===== Entries provided =====
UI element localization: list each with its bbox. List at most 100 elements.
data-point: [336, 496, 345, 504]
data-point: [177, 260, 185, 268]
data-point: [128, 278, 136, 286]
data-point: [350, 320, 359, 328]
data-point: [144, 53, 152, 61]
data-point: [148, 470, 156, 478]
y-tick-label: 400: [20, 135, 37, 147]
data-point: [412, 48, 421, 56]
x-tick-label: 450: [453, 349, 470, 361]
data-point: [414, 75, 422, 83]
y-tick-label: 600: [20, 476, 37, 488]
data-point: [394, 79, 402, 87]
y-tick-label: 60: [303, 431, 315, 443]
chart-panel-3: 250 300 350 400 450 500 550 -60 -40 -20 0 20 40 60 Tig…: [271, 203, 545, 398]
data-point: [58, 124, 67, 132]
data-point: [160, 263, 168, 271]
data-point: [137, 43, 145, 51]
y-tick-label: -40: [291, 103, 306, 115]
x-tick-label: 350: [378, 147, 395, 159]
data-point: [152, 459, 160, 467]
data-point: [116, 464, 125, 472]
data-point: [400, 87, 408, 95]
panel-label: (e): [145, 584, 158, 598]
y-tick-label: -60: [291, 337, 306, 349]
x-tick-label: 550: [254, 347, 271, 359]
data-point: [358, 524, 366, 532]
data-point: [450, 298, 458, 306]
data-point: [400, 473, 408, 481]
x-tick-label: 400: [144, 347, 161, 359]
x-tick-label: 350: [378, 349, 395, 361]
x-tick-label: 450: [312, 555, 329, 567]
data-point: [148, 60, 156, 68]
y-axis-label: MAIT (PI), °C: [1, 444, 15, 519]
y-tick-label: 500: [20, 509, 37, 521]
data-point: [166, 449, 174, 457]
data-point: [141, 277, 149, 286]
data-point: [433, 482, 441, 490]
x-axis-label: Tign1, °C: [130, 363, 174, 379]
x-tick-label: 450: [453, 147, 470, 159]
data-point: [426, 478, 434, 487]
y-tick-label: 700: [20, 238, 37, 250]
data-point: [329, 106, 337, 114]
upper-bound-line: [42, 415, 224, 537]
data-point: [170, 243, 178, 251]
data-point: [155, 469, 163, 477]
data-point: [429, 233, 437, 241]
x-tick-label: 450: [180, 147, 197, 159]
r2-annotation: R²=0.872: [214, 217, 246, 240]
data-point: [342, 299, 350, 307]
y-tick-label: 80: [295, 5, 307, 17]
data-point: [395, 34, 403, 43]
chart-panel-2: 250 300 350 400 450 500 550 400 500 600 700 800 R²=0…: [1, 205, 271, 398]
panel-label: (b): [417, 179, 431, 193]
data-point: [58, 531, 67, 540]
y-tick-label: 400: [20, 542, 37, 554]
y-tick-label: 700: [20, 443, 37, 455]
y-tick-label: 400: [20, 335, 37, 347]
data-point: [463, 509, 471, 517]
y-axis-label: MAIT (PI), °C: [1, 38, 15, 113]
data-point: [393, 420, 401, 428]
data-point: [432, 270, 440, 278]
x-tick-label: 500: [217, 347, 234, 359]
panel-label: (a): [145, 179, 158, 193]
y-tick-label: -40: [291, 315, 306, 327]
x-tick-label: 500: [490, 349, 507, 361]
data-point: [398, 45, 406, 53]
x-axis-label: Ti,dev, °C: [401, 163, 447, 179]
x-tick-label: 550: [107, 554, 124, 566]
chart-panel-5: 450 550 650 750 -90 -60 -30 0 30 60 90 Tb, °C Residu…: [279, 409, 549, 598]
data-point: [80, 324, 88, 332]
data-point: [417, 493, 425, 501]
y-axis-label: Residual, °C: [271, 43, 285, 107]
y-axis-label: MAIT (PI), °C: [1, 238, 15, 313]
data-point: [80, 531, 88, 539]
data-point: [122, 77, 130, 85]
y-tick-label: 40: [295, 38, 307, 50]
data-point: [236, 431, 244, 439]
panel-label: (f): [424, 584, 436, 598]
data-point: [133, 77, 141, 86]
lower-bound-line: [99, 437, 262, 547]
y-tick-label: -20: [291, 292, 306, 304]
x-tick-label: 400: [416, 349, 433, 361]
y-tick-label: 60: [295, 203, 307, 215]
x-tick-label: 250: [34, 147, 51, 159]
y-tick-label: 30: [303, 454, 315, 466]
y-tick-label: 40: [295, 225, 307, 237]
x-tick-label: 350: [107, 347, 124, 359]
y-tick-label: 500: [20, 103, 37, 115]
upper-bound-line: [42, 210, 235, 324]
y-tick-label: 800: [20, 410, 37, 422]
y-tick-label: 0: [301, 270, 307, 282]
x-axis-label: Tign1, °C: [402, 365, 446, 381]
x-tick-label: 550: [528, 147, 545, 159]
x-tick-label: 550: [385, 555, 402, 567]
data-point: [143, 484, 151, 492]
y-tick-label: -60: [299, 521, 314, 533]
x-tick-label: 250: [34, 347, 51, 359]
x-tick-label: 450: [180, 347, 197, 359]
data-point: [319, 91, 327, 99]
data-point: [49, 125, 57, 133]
=====
§ **To do**: Put every line of the items above into a Markdown table, leaving out blank lines. Use a column named "Number" for the row number and a column named "Text" for the line.

§ **Task result**:
| Number | Text |
|---|---|
| 1 | UI element localization: list each with its bbox. List at most 100 elements. |
| 2 | data-point: [336, 496, 345, 504] |
| 3 | data-point: [177, 260, 185, 268] |
| 4 | data-point: [128, 278, 136, 286] |
| 5 | data-point: [350, 320, 359, 328] |
| 6 | data-point: [144, 53, 152, 61] |
| 7 | data-point: [148, 470, 156, 478] |
| 8 | y-tick-label: 400: [20, 135, 37, 147] |
| 9 | data-point: [412, 48, 421, 56] |
| 10 | x-tick-label: 450: [453, 349, 470, 361] |
| 11 | data-point: [414, 75, 422, 83] |
| 12 | y-tick-label: 600: [20, 476, 37, 488] |
| 13 | data-point: [394, 79, 402, 87] |
| 14 | y-tick-label: 60: [303, 431, 315, 443] |
| 15 | chart-panel-3: 250 300 350 400 450 500 550 -60 -40 -20 0 20 40 60 Tig…: [271, 203, 545, 398] |
| 16 | data-point: [58, 124, 67, 132] |
| 17 | data-point: [160, 263, 168, 271] |
| 18 | data-point: [137, 43, 145, 51] |
| 19 | y-tick-label: -40: [291, 103, 306, 115] |
| 20 | x-tick-label: 350: [378, 147, 395, 159] |
| 21 | data-point: [152, 459, 160, 467] |
| 22 | data-point: [116, 464, 125, 472] |
| 23 | data-point: [400, 87, 408, 95] |
| 24 | panel-label: (e): [145, 584, 158, 598] |
| 25 | y-tick-label: -60: [291, 337, 306, 349] |
| 26 | x-tick-label: 550: [254, 347, 271, 359] |
| 27 | data-point: [358, 524, 366, 532] |
| 28 | data-point: [450, 298, 458, 306] |
| 29 | data-point: [400, 473, 408, 481] |
| 30 | x-tick-label: 400: [144, 347, 161, 359] |
| 31 | x-tick-label: 350: [378, 349, 395, 361] |
| 32 | x-tick-label: 450: [312, 555, 329, 567] |
| 33 | data-point: [148, 60, 156, 68] |
| 34 | y-axis-label: MAIT (PI), °C: [1, 444, 15, 519] |
| 35 | y-tick-label: 500: [20, 509, 37, 521] |
| 36 | data-point: [166, 449, 174, 457] |
| 37 | data-point: [141, 277, 149, 286] |
| 38 | data-point: [433, 482, 441, 490] |
| 39 | x-axis-label: Tign1, °C: [130, 363, 174, 379] |
| 40 | x-tick-label: 450: [453, 147, 470, 159] |
| 41 | data-point: [426, 478, 434, 487] |
| 42 | y-tick-label: 700: [20, 238, 37, 250] |
| 43 | data-point: [329, 106, 337, 114] |
| 44 | upper-bound-line: [42, 415, 224, 537] |
| 45 | data-point: [170, 243, 178, 251] |
| 46 | data-point: [155, 469, 163, 477] |
| 47 | data-point: [429, 233, 437, 241] |
| 48 | x-tick-label: 450: [180, 147, 197, 159] |
| 49 | r2-annotation: R²=0.872: [214, 217, 246, 240] |
| 50 | data-point: [342, 299, 350, 307] |
| 51 | y-tick-label: 80: [295, 5, 307, 17] |
| 52 | data-point: [395, 34, 403, 43] |
| 53 | chart-panel-2: 250 300 350 400 450 500 550 400 500 600 700 800 R²=0…: [1, 205, 271, 398] |
| 54 | panel-label: (b): [417, 179, 431, 193] |
| 55 | data-point: [58, 531, 67, 540] |
| 56 | y-tick-label: 400: [20, 542, 37, 554] |
| 57 | y-tick-label: 700: [20, 443, 37, 455] |
| 58 | y-tick-label: 400: [20, 335, 37, 347] |
| 59 | data-point: [463, 509, 471, 517] |
| 60 | y-axis-label: MAIT (PI), °C: [1, 38, 15, 113] |
| 61 | data-point: [393, 420, 401, 428] |
| 62 | data-point: [432, 270, 440, 278] |
| 63 | x-tick-label: 500: [217, 347, 234, 359] |
| 64 | panel-label: (a): [145, 179, 158, 193] |
| 65 | y-tick-label: -40: [291, 315, 306, 327] |
| 66 | x-tick-label: 500: [490, 349, 507, 361] |
| 67 | data-point: [398, 45, 406, 53] |
| 68 | x-axis-label: Ti,dev, °C: [401, 163, 447, 179] |
| 69 | x-tick-label: 550: [107, 554, 124, 566] |
| 70 | chart-panel-5: 450 550 650 750 -90 -60 -30 0 30 60 90 Tb, °C Residu…: [279, 409, 549, 598] |
| 71 | data-point: [80, 324, 88, 332] |
| 72 | data-point: [417, 493, 425, 501] |
| 73 | y-axis-label: Residual, °C: [271, 43, 285, 107] |
| 74 | y-axis-label: MAIT (PI), °C: [1, 238, 15, 313] |
| 75 | data-point: [80, 531, 88, 539] |
| 76 | data-point: [122, 77, 130, 85] |
| 77 | y-tick-label: 40: [295, 38, 307, 50] |
| 78 | data-point: [236, 431, 244, 439] |
| 79 | panel-label: (f): [424, 584, 436, 598] |
| 80 | data-point: [133, 77, 141, 86] |
| 81 | lower-bound-line: [99, 437, 262, 547] |
| 82 | y-tick-label: -20: [291, 292, 306, 304] |
| 83 | x-tick-label: 400: [416, 349, 433, 361] |
| 84 | y-tick-label: 60: [295, 203, 307, 215] |
| 85 | x-tick-label: 250: [34, 147, 51, 159] |
| 86 | y-tick-label: 30: [303, 454, 315, 466] |
| 87 | y-tick-label: 40: [295, 225, 307, 237] |
| 88 | x-tick-label: 350: [107, 347, 124, 359] |
| 89 | y-tick-label: 500: [20, 103, 37, 115] |
| 90 | upper-bound-line: [42, 210, 235, 324] |
| 91 | y-tick-label: 800: [20, 410, 37, 422] |
| 92 | y-tick-label: 0: [301, 270, 307, 282] |
| 93 | x-axis-label: Tign1, °C: [402, 365, 446, 381] |
| 94 | x-tick-label: 550: [528, 147, 545, 159] |
| 95 | x-tick-label: 550: [385, 555, 402, 567] |
| 96 | data-point: [143, 484, 151, 492] |
| 97 | y-tick-label: -60: [299, 521, 314, 533] |
| 98 | x-tick-label: 250: [34, 347, 51, 359] |
| 99 | x-tick-label: 450: [180, 347, 197, 359] |
| 100 | data-point: [319, 91, 327, 99] |
| 101 | data-point: [49, 125, 57, 133] |